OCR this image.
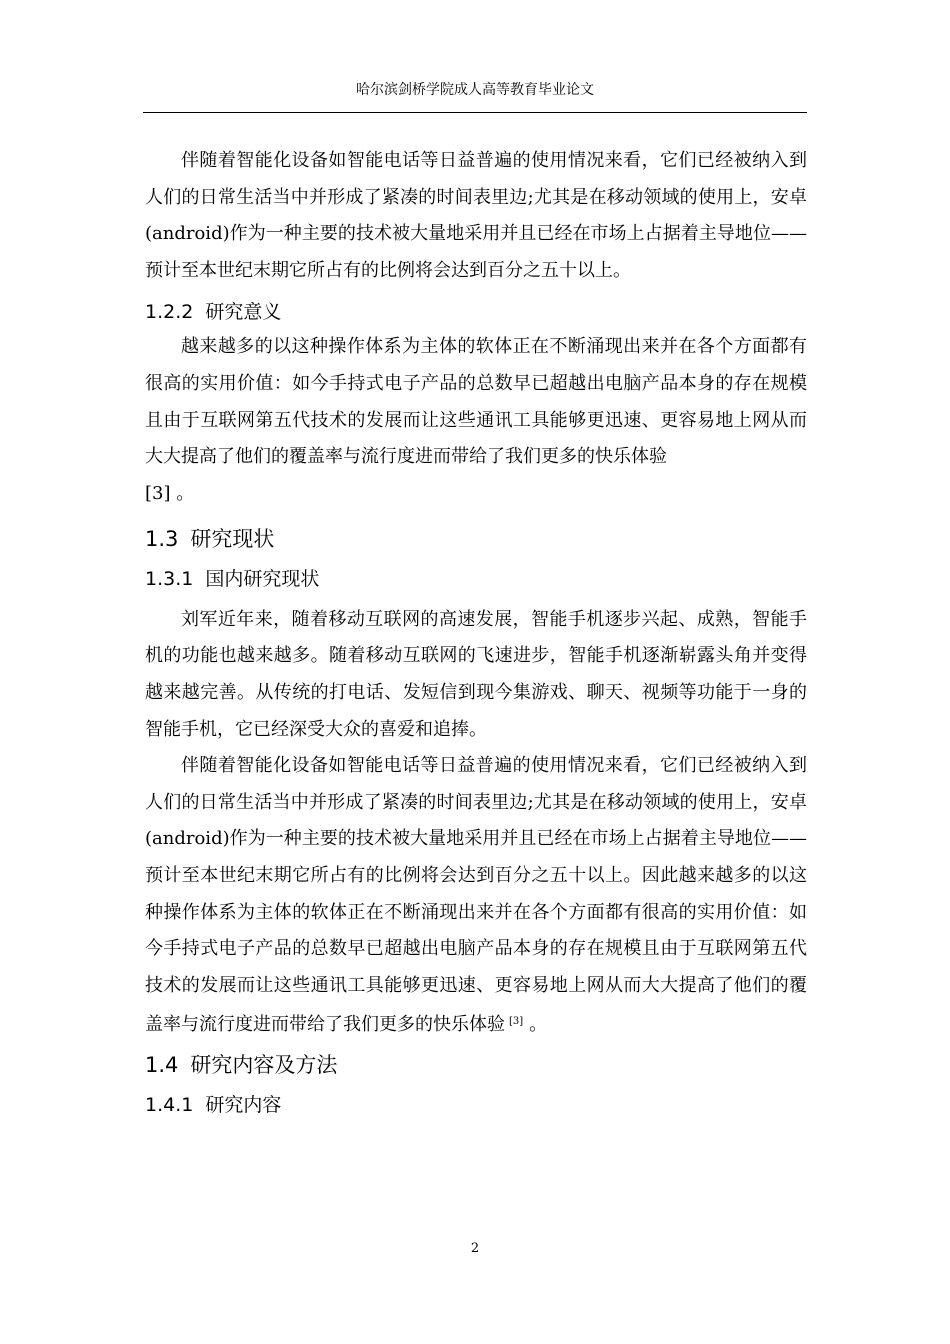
哈尔滨剑桥学院成人高等教育毕业论文

伴随着智能化设备如智能电话等日益普遍的使用情况来看，它们已经被纳入到人们的日常生活当中并形成了紧凑的时间表里边;尤其是在移动领域的使用上，安卓(android)作为一种主要的技术被大量地采用并且已经在市场上占据着主导地位——预计至本世纪末期它所占有的比例将会达到百分之五十以上。

1.2.2 研究意义

越来越多的以这种操作体系为主体的软体正在不断涌现出来并在各个方面都有很高的实用价值：如今手持式电子产品的总数早已超越出电脑产品本身的存在规模且由于互联网第五代技术的发展而让这些通讯工具能够更迅速、更容易地上网从而大大提高了他们的覆盖率与流行度进而带给了我们更多的快乐体验

[3] 。

1.3 研究现状
1.3.1 国内研究现状

刘军近年来，随着移动互联网的高速发展，智能手机逐步兴起、成熟，智能手机的功能也越来越多。随着移动互联网的飞速进步，智能手机逐渐崭露头角并变得越来越完善。从传统的打电话、发短信到现今集游戏、聊天、视频等功能于一身的智能手机，它已经深受大众的喜爱和追捧。

伴随着智能化设备如智能电话等日益普遍的使用情况来看，它们已经被纳入到人们的日常生活当中并形成了紧凑的时间表里边;尤其是在移动领域的使用上，安卓(android)作为一种主要的技术被大量地采用并且已经在市场上占据着主导地位——预计至本世纪末期它所占有的比例将会达到百分之五十以上。因此越来越多的以这种操作体系为主体的软体正在不断涌现出来并在各个方面都有很高的实用价值：如今手持式电子产品的总数早已超越出电脑产品本身的存在规模且由于互联网第五代技术的发展而让这些通讯工具能够更迅速、更容易地上网从而大大提高了他们的覆盖率与流行度进而带给了我们更多的快乐体验 [3] 。

1.4 研究内容及方法
1.4.1 研究内容
2
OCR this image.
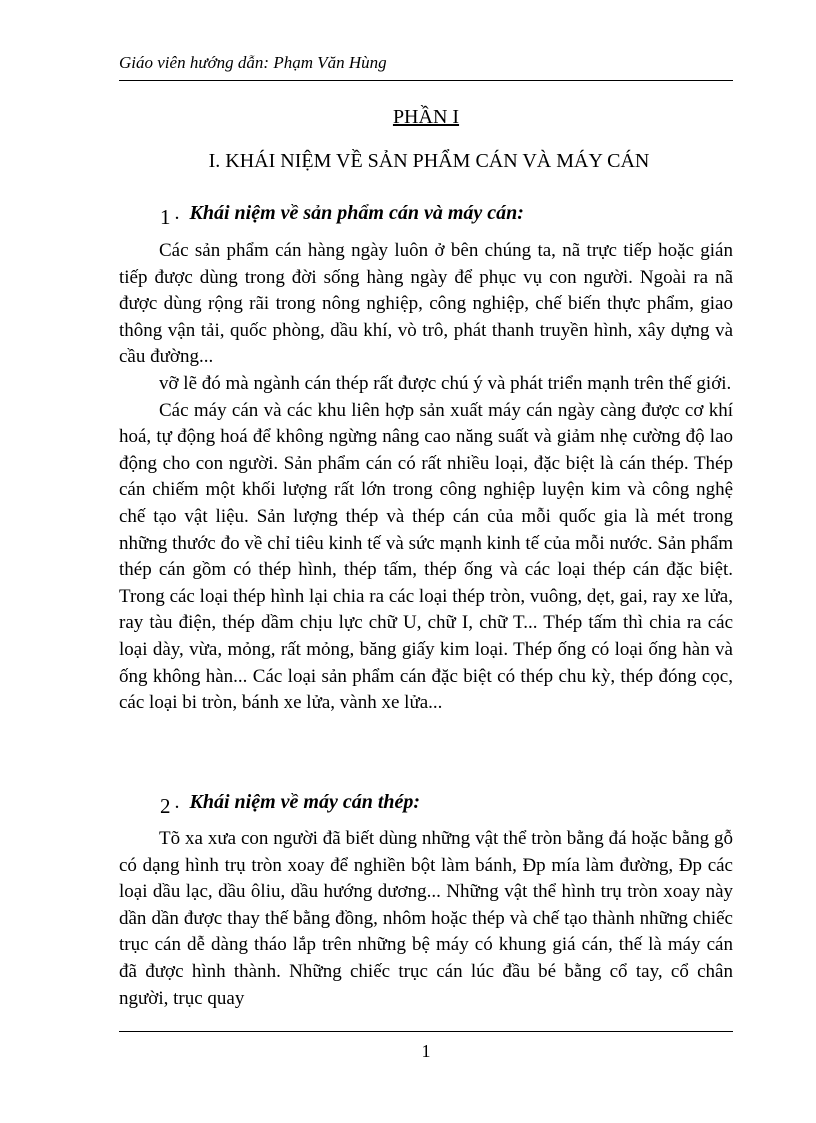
Giáo viên hướng dẫn: Phạm Văn Hùng
PHẦN I
I. KHÁI NIỆM VỀ SẢN PHẨM CÁN VÀ MÁY CÁN
1 . Khái niệm về sản phẩm cán và máy cán:

Các sản phẩm cán hàng ngày luôn ở bên chúng ta, nã trực tiếp hoặc gián tiếp được dùng trong đời sống hàng ngày để phục vụ con người. Ngoài ra nã được dùng rộng rãi trong nông nghiệp, công nghiệp, chế biến thực phẩm, giao thông vận tải, quốc phòng, dầu khí, vò trô, phát thanh truyền hình, xây dựng và cầu đường...

vỡ lẽ đó mà ngành cán thép rất được chú ý và phát triển mạnh trên thế giới.

Các máy cán và các khu liên hợp sản xuất máy cán ngày càng được cơ khí hoá, tự động hoá để không ngừng nâng cao năng suất và giảm nhẹ cường độ lao động cho con người. Sản phẩm cán có rất nhiều loại, đặc biệt là cán thép. Thép cán chiếm một khối lượng rất lớn trong công nghiệp luyện kim và công nghệ chế tạo vật liệu. Sản lượng thép và thép cán của mỗi quốc gia là mét trong những thước đo về chỉ tiêu kinh tế và sức mạnh kinh tế của mỗi nước. Sản phẩm thép cán gồm có thép hình, thép tấm, thép ống và các loại thép cán đặc biệt. Trong các loại thép hình lại chia ra các loại thép tròn, vuông, dẹt, gai, ray xe lửa, ray tàu điện, thép dầm chịu lực chữ U, chữ I, chữ T... Thép tấm thì chia ra các loại dày, vừa, mỏng, rất mỏng, băng giấy kim loại. Thép ống có loại ống hàn và ống không hàn... Các loại sản phẩm cán đặc biệt có thép chu kỳ, thép đóng cọc, các loại bi tròn, bánh xe lửa, vành xe lửa...

2 . Khái niệm về máy cán thép:

Tõ xa xưa con người đã biết dùng những vật thể tròn bằng đá hoặc bằng gỗ có dạng hình trụ tròn xoay để nghiền bột làm bánh, Đp mía làm đường, Đp các loại dầu lạc, dầu ôliu, dầu hướng dương... Những vật thể hình trụ tròn xoay này dần dần được thay thế bằng đồng, nhôm hoặc thép và chế tạo thành những chiếc trục cán dễ dàng tháo lắp trên những bệ máy có khung giá cán, thế là máy cán đã được hình thành. Những chiếc trục cán lúc đầu bé bằng cổ tay, cổ chân người, trục quay

1
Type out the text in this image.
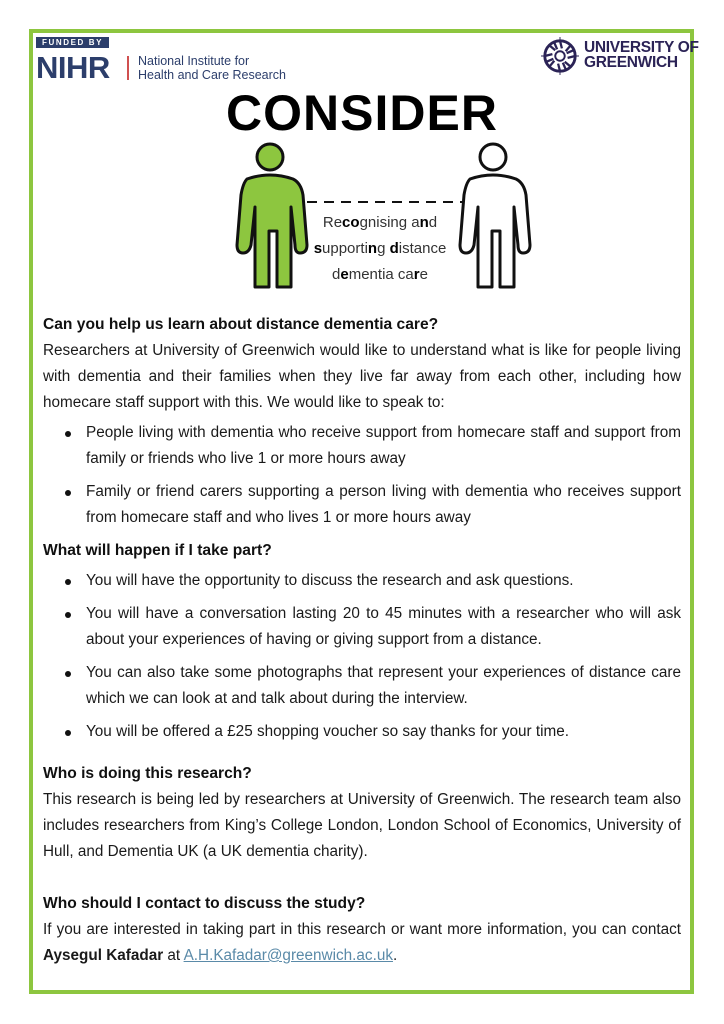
FUNDED BY
NIHR National Institute for
Health and Care Research
UNIVERSITY OF
GREENWICH
CONSIDER
Recognising and
supporting distance
dementia care
Can you help us learn about distance dementia care?

Researchers at University of Greenwich would like to understand what is like for people living with dementia and their families when they live far away from each other, including how homecare staff support with this. We would like to speak to:

People living with dementia who receive support from homecare staff and support from family or friends who live 1 or more hours away
Family or friend carers supporting a person living with dementia who receives support from homecare staff and who lives 1 or more hours away
What will happen if I take part?
You will have the opportunity to discuss the research and ask questions.
You will have a conversation lasting 20 to 45 minutes with a researcher who will ask about your experiences of having or giving support from a distance.
You can also take some photographs that represent your experiences of distance care which we can look at and talk about during the interview.
You will be offered a £25 shopping voucher so say thanks for your time.
Who is doing this research?

This research is being led by researchers at University of Greenwich. The research team also includes researchers from King’s College London, London School of Economics, University of Hull, and Dementia UK (a UK dementia charity).

Who should I contact to discuss the study?

If you are interested in taking part in this research or want more information, you can contact Aysegul Kafadar at A.H.Kafadar@greenwich.ac.uk.
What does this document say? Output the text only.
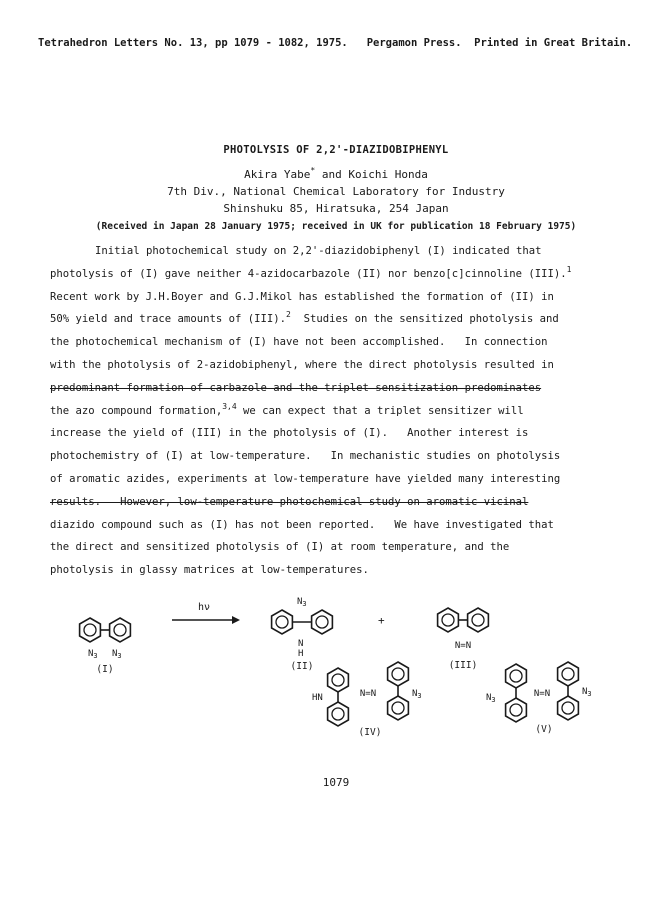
Tetrahedron Letters No. 13, pp 1079 - 1082, 1975.   Pergamon Press.  Printed in Great Britain.
PHOTOLYSIS OF 2,2'-DIAZIDOBIPHENYL
Akira Yabe* and Koichi Honda
7th Div., National Chemical Laboratory for Industry
Shinshuku 85, Hiratsuka, 254 Japan
(Received in Japan 28 January 1975; received in UK for publication 18 February 1975)
Initial photochemical study on 2,2'-diazidobiphenyl (I) indicated that
photolysis of (I) gave neither 4-azidocarbazole (II) nor benzo[c]cinnoline (III).$^1$
Recent work by J.H.Boyer and G.J.Mikol has established the formation of (II) in
50% yield and trace amounts of (III).$^2$  Studies on the sensitized photolysis and
the photochemical mechanism of (I) have not been accomplished.   In connection
with the photolysis of 2-azidobiphenyl, where the direct photolysis resulted in
predominant formation of carbazole and the triplet sensitization predominates
the azo compound formation,$^{3,4}$ we can expect that a triplet sensitizer will
increase the yield of (III) in the photolysis of (I).   Another interest is
photochemistry of (I) at low-temperature.   In mechanistic studies on photolysis
of aromatic azides, experiments at low-temperature have yielded many interesting
results.   However, low-temperature photochemical study on aromatic vicinal
diazido compound such as (I) has not been reported.   We have investigated that
the direct and sensitized photolysis of (I) at room temperature, and the
photolysis in glassy matrices at low-temperatures.
$N_3$ $N_3$
(I)
hν	$N_3$
N
H
(II)
+
N=N
(III)
HN	N=N	$N_3$
(IV)
$N_3$
N=N	$N_3$
(V)
1079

REQUIRED TASK: Repeat the listing in full and exactly. Do not include any images.

RESULT FOR THIS TASK:
OCR this image.
哈尔滨剑桥学院成人高等教育毕业论文

伴随着智能化设备如智能电话等日益普遍的使用情况来看，它们已经被纳入到人们的日常生活当中并形成了紧凑的时间表里边;尤其是在移动领域的使用上，安卓(android)作为一种主要的技术被大量地采用并且已经在市场上占据着主导地位——预计至本世纪末期它所占有的比例将会达到百分之五十以上。

1.2.2 研究意义

越来越多的以这种操作体系为主体的软体正在不断涌现出来并在各个方面都有很高的实用价值：如今手持式电子产品的总数早已超越出电脑产品本身的存在规模且由于互联网第五代技术的发展而让这些通讯工具能够更迅速、更容易地上网从而大大提高了他们的覆盖率与流行度进而带给了我们更多的快乐体验

[3] 。

1.3 研究现状
1.3.1 国内研究现状

刘军近年来，随着移动互联网的高速发展，智能手机逐步兴起、成熟，智能手机的功能也越来越多。随着移动互联网的飞速进步，智能手机逐渐崭露头角并变得越来越完善。从传统的打电话、发短信到现今集游戏、聊天、视频等功能于一身的智能手机，它已经深受大众的喜爱和追捧。

伴随着智能化设备如智能电话等日益普遍的使用情况来看，它们已经被纳入到人们的日常生活当中并形成了紧凑的时间表里边;尤其是在移动领域的使用上，安卓(android)作为一种主要的技术被大量地采用并且已经在市场上占据着主导地位——预计至本世纪末期它所占有的比例将会达到百分之五十以上。因此越来越多的以这种操作体系为主体的软体正在不断涌现出来并在各个方面都有很高的实用价值：如今手持式电子产品的总数早已超越出电脑产品本身的存在规模且由于互联网第五代技术的发展而让这些通讯工具能够更迅速、更容易地上网从而大大提高了他们的覆盖率与流行度进而带给了我们更多的快乐体验 [3] 。

1.4 研究内容及方法
1.4.1 研究内容
2
OCR this image.
Giáo viên hướng dẫn: Phạm Văn Hùng
PHẦN I
I. KHÁI NIỆM VỀ SẢN PHẨM CÁN VÀ MÁY CÁN
1 . Khái niệm về sản phẩm cán và máy cán:

Các sản phẩm cán hàng ngày luôn ở bên chúng ta, nã trực tiếp hoặc gián tiếp được dùng trong đời sống hàng ngày để phục vụ con người. Ngoài ra nã được dùng rộng rãi trong nông nghiệp, công nghiệp, chế biến thực phẩm, giao thông vận tải, quốc phòng, dầu khí, vò trô, phát thanh truyền hình, xây dựng và cầu đường...

vỡ lẽ đó mà ngành cán thép rất được chú ý và phát triển mạnh trên thế giới.

Các máy cán và các khu liên hợp sản xuất máy cán ngày càng được cơ khí hoá, tự động hoá để không ngừng nâng cao năng suất và giảm nhẹ cường độ lao động cho con người. Sản phẩm cán có rất nhiều loại, đặc biệt là cán thép. Thép cán chiếm một khối lượng rất lớn trong công nghiệp luyện kim và công nghệ chế tạo vật liệu. Sản lượng thép và thép cán của mỗi quốc gia là mét trong những thước đo về chỉ tiêu kinh tế và sức mạnh kinh tế của mỗi nước. Sản phẩm thép cán gồm có thép hình, thép tấm, thép ống và các loại thép cán đặc biệt. Trong các loại thép hình lại chia ra các loại thép tròn, vuông, dẹt, gai, ray xe lửa, ray tàu điện, thép dầm chịu lực chữ U, chữ I, chữ T... Thép tấm thì chia ra các loại dày, vừa, mỏng, rất mỏng, băng giấy kim loại. Thép ống có loại ống hàn và ống không hàn... Các loại sản phẩm cán đặc biệt có thép chu kỳ, thép đóng cọc, các loại bi tròn, bánh xe lửa, vành xe lửa...

2 . Khái niệm về máy cán thép:

Tõ xa xưa con người đã biết dùng những vật thể tròn bằng đá hoặc bằng gỗ có dạng hình trụ tròn xoay để nghiền bột làm bánh, Đp mía làm đường, Đp các loại dầu lạc, dầu ôliu, dầu hướng dương... Những vật thể hình trụ tròn xoay này dần dần được thay thế bằng đồng, nhôm hoặc thép và chế tạo thành những chiếc trục cán dễ dàng tháo lắp trên những bệ máy có khung giá cán, thế là máy cán đã được hình thành. Những chiếc trục cán lúc đầu bé bằng cổ tay, cổ chân người, trục quay

1
Type out the text in this image.
FUNDED BY
NIHR National Institute for
Health and Care Research
UNIVERSITY OF
GREENWICH
CONSIDER
Recognising and
supporting distance
dementia care
Can you help us learn about distance dementia care?

Researchers at University of Greenwich would like to understand what is like for people living with dementia and their families when they live far away from each other, including how homecare staff support with this. We would like to speak to:

People living with dementia who receive support from homecare staff and support from family or friends who live 1 or more hours away
Family or friend carers supporting a person living with dementia who receives support from homecare staff and who lives 1 or more hours away
What will happen if I take part?
You will have the opportunity to discuss the research and ask questions.
You will have a conversation lasting 20 to 45 minutes with a researcher who will ask about your experiences of having or giving support from a distance.
You can also take some photographs that represent your experiences of distance care which we can look at and talk about during the interview.
You will be offered a £25 shopping voucher so say thanks for your time.
Who is doing this research?

This research is being led by researchers at University of Greenwich. The research team also includes researchers from King’s College London, London School of Economics, University of Hull, and Dementia UK (a UK dementia charity).

Who should I contact to discuss the study?

If you are interested in taking part in this research or want more information, you can contact Aysegul Kafadar at A.H.Kafadar@greenwich.ac.uk.
What does this document say? Output the text only.
Tetrahedron Letters No. 13, pp 1079 - 1082, 1975.   Pergamon Press.  Printed in Great Britain.
PHOTOLYSIS OF 2,2'-DIAZIDOBIPHENYL
Akira Yabe* and Koichi Honda
7th Div., National Chemical Laboratory for Industry
Shinshuku 85, Hiratsuka, 254 Japan
(Received in Japan 28 January 1975; received in UK for publication 18 February 1975)
Initial photochemical study on 2,2'-diazidobiphenyl (I) indicated that
photolysis of (I) gave neither 4-azidocarbazole (II) nor benzo[c]cinnoline (III).$^1$
Recent work by J.H.Boyer and G.J.Mikol has established the formation of (II) in
50% yield and trace amounts of (III).$^2$  Studies on the sensitized photolysis and
the photochemical mechanism of (I) have not been accomplished.   In connection
with the photolysis of 2-azidobiphenyl, where the direct photolysis resulted in
predominant formation of carbazole and the triplet sensitization predominates
the azo compound formation,$^{3,4}$ we can expect that a triplet sensitizer will
increase the yield of (III) in the photolysis of (I).   Another interest is
photochemistry of (I) at low-temperature.   In mechanistic studies on photolysis
of aromatic azides, experiments at low-temperature have yielded many interesting
results.   However, low-temperature photochemical study on aromatic vicinal
diazido compound such as (I) has not been reported.   We have investigated that
the direct and sensitized photolysis of (I) at room temperature, and the
photolysis in glassy matrices at low-temperatures.
$N_3$ $N_3$
(I)
hν	$N_3$
N
H
(II)
+
N=N
(III)
HN	N=N	$N_3$
(IV)
$N_3$
N=N	$N_3$
(V)
1079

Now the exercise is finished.